__CHALLENGE__: Work through the records below and tally every line containing "interessiert". Reply with the total alone.

Data tied to figure images

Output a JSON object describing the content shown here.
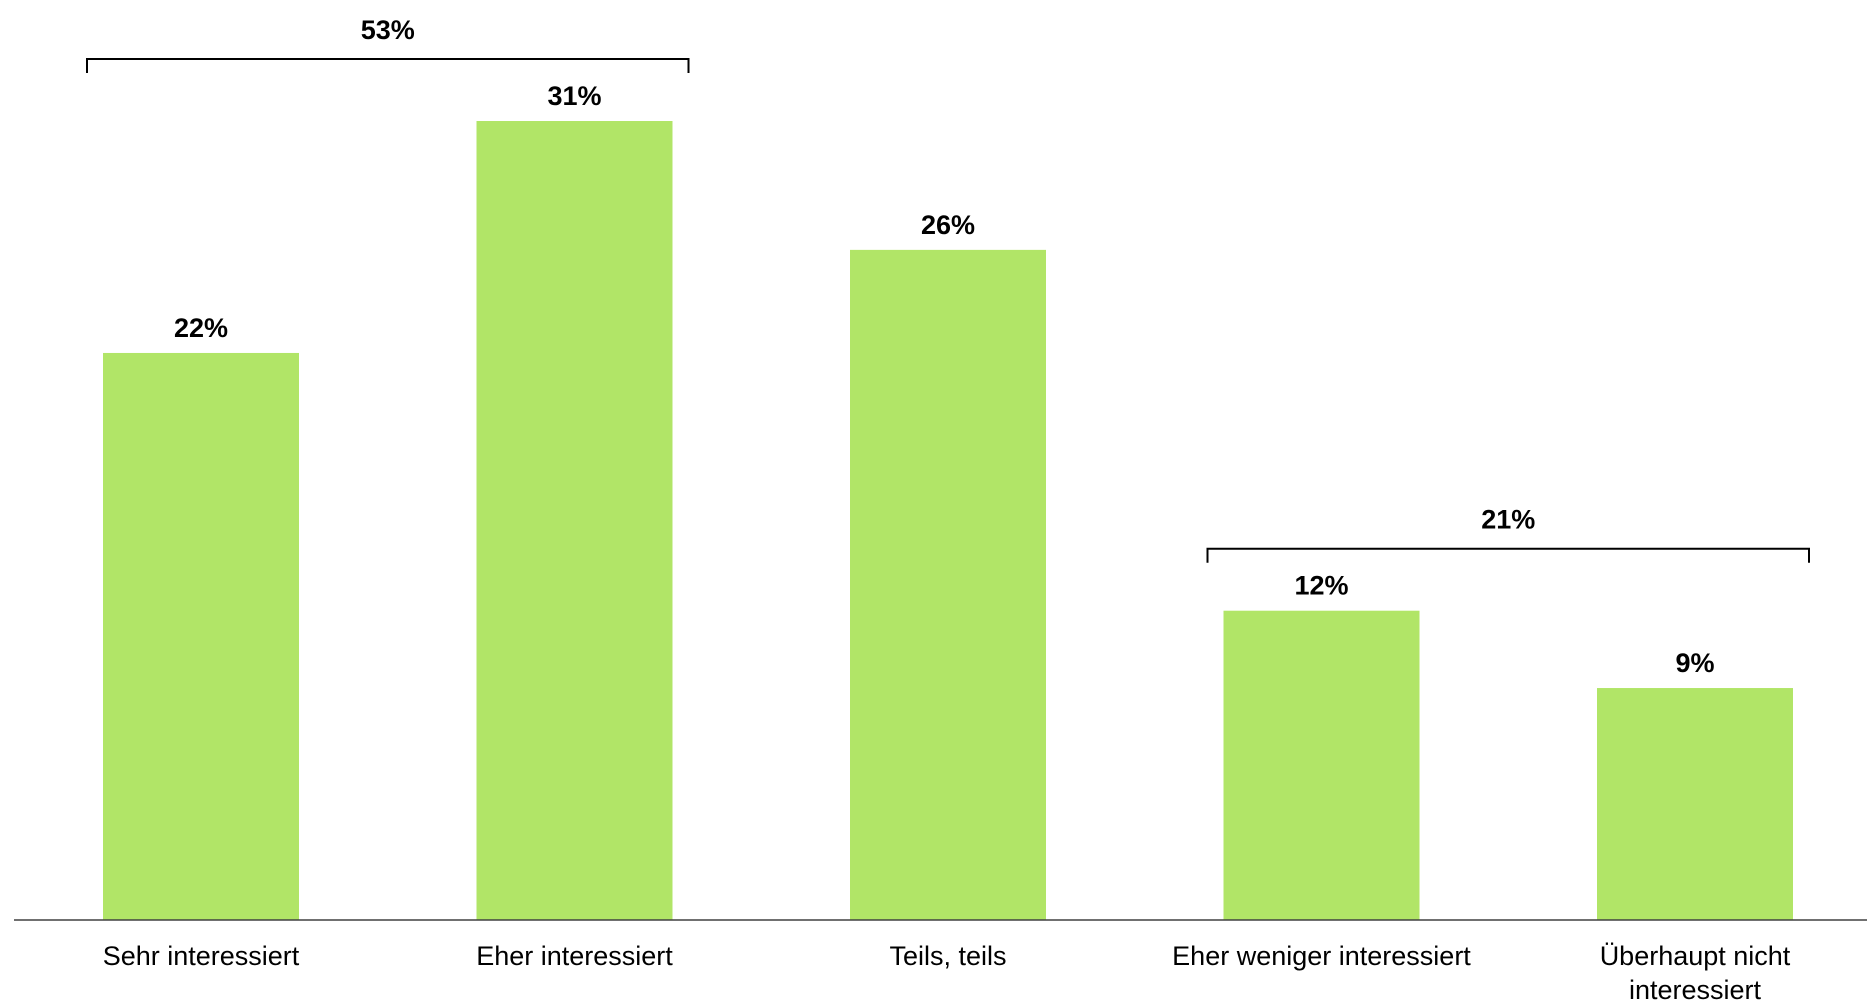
{
  "chart_data": {
    "type": "bar",
    "categories": [
      [
        "Sehr interessiert"
      ],
      [
        "Eher interessiert"
      ],
      [
        "Teils, teils"
      ],
      [
        "Eher weniger interessiert"
      ],
      [
        "Überhaupt nicht",
        "interessiert"
      ]
    ],
    "values": [
      22,
      31,
      26,
      12,
      9
    ],
    "value_labels": [
      "22%",
      "31%",
      "26%",
      "12%",
      "9%"
    ],
    "groups": [
      {
        "label": "53%",
        "from": 0,
        "to": 1
      },
      {
        "label": "21%",
        "from": 3,
        "to": 4
      }
    ],
    "bar_color": "#b1e567",
    "axis_color": "#404040",
    "ylim": [
      0,
      31
    ],
    "title": "",
    "xlabel": "",
    "ylabel": ""
  }
}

__SOLUTION TO THIS EXERCISE__: 4